*Task brief*
Copy the listing verbatim, excluding any images found in it.

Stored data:
>> Start

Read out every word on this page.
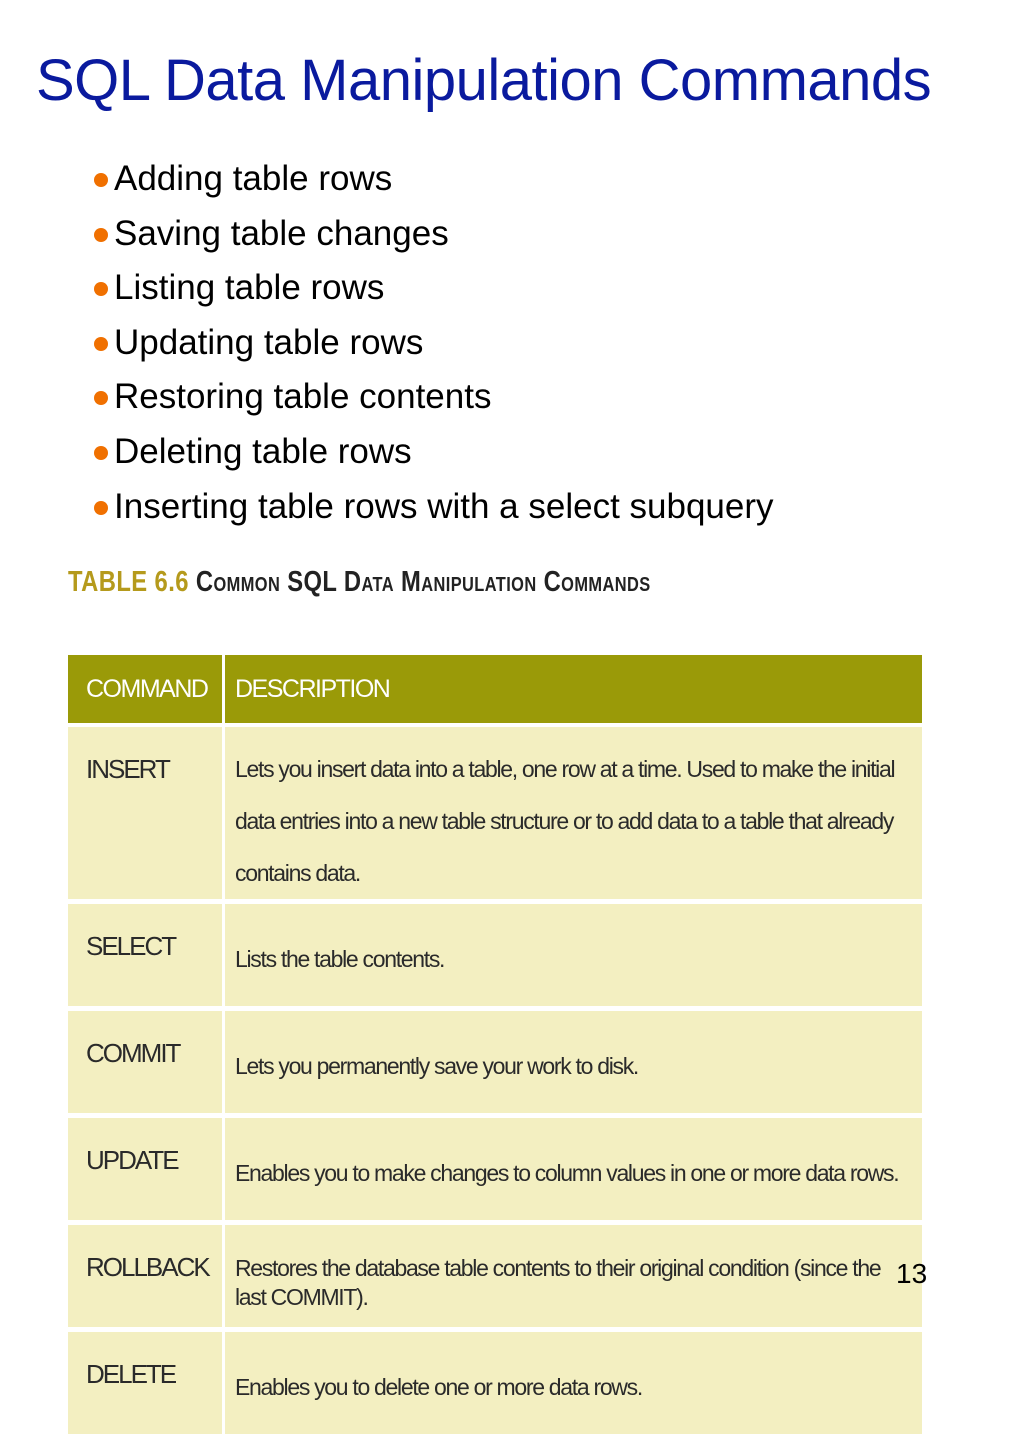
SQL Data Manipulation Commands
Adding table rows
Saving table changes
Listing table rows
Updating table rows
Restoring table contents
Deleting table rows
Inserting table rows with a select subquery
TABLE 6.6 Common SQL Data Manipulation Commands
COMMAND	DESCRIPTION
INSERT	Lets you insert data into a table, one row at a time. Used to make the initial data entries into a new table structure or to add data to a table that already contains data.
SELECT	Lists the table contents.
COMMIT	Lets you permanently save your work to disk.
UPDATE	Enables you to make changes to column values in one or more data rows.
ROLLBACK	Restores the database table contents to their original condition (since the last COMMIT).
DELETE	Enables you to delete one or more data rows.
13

>> End

*Task result*
Read out every word on this page.
SQL Data Manipulation Commands
Adding table rows
Saving table changes
Listing table rows
Updating table rows
Restoring table contents
Deleting table rows
Inserting table rows with a select subquery
TABLE 6.6 Common SQL Data Manipulation Commands
COMMAND	DESCRIPTION
INSERT	Lets you insert data into a table, one row at a time. Used to make the initial data entries into a new table structure or to add data to a table that already contains data.
SELECT	Lists the table contents.
COMMIT	Lets you permanently save your work to disk.
UPDATE	Enables you to make changes to column values in one or more data rows.
ROLLBACK	Restores the database table contents to their original condition (since the last COMMIT).
DELETE	Enables you to delete one or more data rows.
13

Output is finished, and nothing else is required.